--- START Data for the task ---

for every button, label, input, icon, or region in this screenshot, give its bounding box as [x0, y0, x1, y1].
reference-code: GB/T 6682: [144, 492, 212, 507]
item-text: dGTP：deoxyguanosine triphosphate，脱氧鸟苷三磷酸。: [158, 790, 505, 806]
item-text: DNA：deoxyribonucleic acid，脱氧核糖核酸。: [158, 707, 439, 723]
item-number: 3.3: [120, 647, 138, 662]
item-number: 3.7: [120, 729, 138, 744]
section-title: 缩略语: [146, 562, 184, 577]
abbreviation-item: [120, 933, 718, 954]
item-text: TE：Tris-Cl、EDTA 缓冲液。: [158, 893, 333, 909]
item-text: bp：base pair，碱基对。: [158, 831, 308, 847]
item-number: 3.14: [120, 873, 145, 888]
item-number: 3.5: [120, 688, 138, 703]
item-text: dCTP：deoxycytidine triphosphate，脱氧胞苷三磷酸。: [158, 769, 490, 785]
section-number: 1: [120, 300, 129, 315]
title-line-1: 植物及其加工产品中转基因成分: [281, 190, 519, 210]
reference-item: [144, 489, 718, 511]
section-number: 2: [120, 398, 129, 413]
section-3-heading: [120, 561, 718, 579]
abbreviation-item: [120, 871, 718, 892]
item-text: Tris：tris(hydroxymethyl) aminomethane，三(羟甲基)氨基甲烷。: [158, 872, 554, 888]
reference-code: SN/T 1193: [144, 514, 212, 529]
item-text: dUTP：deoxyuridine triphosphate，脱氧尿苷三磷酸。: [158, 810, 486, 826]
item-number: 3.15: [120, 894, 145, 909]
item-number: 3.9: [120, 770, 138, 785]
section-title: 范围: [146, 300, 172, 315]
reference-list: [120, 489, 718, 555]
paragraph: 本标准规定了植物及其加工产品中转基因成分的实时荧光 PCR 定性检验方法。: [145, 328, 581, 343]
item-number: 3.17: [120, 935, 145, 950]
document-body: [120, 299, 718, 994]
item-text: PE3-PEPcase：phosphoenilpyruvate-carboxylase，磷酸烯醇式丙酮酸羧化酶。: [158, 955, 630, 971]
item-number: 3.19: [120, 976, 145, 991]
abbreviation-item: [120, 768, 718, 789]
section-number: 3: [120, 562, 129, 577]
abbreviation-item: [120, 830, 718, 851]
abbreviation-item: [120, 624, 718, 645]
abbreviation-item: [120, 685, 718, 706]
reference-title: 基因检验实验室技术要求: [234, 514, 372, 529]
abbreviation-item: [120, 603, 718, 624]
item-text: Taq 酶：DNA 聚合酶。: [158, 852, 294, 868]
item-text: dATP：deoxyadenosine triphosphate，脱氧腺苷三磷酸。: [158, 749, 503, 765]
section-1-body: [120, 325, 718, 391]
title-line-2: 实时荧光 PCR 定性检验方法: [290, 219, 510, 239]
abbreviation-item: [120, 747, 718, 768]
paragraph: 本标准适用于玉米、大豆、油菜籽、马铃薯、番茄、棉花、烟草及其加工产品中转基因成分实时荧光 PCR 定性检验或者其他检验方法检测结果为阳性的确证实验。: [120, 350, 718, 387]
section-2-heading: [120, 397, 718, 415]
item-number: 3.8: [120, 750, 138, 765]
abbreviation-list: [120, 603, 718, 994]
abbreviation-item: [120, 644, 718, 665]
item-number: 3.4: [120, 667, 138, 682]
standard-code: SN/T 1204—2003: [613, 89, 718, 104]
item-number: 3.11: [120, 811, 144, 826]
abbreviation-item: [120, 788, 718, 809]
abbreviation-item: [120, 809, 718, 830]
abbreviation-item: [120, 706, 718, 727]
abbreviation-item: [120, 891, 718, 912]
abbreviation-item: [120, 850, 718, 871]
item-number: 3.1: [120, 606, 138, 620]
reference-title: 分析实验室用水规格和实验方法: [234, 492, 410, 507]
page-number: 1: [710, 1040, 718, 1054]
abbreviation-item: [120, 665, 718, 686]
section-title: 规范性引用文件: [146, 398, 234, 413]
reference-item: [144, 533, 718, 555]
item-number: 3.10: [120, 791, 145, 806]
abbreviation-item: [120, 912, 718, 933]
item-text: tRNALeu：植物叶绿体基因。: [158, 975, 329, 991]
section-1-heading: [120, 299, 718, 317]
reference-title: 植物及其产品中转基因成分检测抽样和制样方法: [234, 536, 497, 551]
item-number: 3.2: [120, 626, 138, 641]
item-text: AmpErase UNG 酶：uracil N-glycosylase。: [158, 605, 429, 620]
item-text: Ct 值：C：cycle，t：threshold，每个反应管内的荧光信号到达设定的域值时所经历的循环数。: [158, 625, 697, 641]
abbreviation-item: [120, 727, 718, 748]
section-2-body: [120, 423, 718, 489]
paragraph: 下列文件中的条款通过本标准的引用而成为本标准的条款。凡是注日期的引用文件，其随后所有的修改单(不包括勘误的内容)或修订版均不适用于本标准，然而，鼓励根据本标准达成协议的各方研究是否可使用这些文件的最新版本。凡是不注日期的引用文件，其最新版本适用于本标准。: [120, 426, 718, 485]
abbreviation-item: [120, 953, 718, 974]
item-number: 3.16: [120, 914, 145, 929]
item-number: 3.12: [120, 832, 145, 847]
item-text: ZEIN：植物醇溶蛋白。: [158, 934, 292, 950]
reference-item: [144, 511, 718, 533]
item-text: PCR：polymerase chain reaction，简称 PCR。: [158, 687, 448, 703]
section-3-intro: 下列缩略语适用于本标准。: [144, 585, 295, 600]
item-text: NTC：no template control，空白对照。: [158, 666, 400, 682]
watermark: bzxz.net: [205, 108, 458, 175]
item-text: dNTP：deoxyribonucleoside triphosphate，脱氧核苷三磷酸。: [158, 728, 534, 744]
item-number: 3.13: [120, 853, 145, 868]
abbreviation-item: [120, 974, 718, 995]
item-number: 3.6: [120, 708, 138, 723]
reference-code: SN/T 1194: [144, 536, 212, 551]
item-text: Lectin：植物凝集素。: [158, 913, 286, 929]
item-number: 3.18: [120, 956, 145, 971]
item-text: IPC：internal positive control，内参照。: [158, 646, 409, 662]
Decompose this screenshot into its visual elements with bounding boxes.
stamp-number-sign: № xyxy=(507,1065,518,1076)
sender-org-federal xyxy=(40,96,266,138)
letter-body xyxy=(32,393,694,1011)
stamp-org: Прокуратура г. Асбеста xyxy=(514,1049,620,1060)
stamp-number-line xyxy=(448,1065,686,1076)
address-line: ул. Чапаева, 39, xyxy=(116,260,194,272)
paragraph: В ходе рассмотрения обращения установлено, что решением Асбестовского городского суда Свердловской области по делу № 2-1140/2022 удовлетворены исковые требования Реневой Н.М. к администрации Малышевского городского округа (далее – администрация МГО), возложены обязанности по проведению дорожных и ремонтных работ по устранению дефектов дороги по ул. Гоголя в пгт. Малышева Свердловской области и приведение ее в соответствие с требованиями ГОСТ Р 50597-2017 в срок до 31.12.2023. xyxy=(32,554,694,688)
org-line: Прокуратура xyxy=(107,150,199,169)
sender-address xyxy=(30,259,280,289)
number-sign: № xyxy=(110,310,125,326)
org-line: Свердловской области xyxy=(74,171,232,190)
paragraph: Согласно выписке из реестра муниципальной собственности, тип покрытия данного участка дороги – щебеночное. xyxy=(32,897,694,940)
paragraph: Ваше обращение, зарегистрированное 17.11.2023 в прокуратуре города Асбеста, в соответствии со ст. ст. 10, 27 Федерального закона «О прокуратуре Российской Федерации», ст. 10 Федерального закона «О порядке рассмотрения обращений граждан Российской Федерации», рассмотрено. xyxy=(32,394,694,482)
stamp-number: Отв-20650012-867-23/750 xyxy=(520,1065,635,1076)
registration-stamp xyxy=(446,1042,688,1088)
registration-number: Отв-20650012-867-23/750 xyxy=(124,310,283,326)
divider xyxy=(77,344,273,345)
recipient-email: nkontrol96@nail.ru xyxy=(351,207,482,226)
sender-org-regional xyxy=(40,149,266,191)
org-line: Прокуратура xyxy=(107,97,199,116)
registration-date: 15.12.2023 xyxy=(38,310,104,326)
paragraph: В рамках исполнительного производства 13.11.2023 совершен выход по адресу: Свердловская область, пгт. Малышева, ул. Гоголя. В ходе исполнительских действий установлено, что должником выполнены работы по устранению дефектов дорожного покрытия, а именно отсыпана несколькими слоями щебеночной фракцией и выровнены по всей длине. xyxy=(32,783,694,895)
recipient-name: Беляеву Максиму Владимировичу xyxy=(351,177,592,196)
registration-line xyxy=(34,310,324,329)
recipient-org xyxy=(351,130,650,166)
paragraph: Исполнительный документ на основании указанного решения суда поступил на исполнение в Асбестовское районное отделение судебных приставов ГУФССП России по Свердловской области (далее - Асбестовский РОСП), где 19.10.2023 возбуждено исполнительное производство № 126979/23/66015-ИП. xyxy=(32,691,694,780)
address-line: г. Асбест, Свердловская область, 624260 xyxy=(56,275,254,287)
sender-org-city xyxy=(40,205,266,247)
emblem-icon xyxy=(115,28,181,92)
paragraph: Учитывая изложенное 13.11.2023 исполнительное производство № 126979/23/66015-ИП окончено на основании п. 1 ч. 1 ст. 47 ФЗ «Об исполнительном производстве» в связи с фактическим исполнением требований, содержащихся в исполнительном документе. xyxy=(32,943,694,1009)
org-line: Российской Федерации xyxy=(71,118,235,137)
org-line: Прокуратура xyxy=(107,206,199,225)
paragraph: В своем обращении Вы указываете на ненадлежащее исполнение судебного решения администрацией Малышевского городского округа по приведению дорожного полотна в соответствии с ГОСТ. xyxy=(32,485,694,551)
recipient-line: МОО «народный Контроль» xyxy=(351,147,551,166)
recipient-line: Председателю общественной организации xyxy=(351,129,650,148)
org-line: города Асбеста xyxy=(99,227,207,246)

--- END Data for the task ---

Aim: Put the items into a numbered list, starting with the very first line and ending with the line containing "item-number: 3.5: [120, 688, 138, 703]", with both of those lines included and blank lines left out.

Reply to the task:
1. for every button, label, input, icon, or region in this screenshot, give its bounding box as [x0, y0, x1, y1].
2. reference-code: GB/T 6682: [144, 492, 212, 507]
3. item-text: dGTP：deoxyguanosine triphosphate，脱氧鸟苷三磷酸。: [158, 790, 505, 806]
4. item-text: DNA：deoxyribonucleic acid，脱氧核糖核酸。: [158, 707, 439, 723]
5. item-number: 3.3: [120, 647, 138, 662]
6. item-number: 3.7: [120, 729, 138, 744]
7. section-title: 缩略语: [146, 562, 184, 577]
8. abbreviation-item: [120, 933, 718, 954]
9. item-text: TE：Tris-Cl、EDTA 缓冲液。: [158, 893, 333, 909]
10. item-text: bp：base pair，碱基对。: [158, 831, 308, 847]
11. item-number: 3.14: [120, 873, 145, 888]
12. item-number: 3.5: [120, 688, 138, 703]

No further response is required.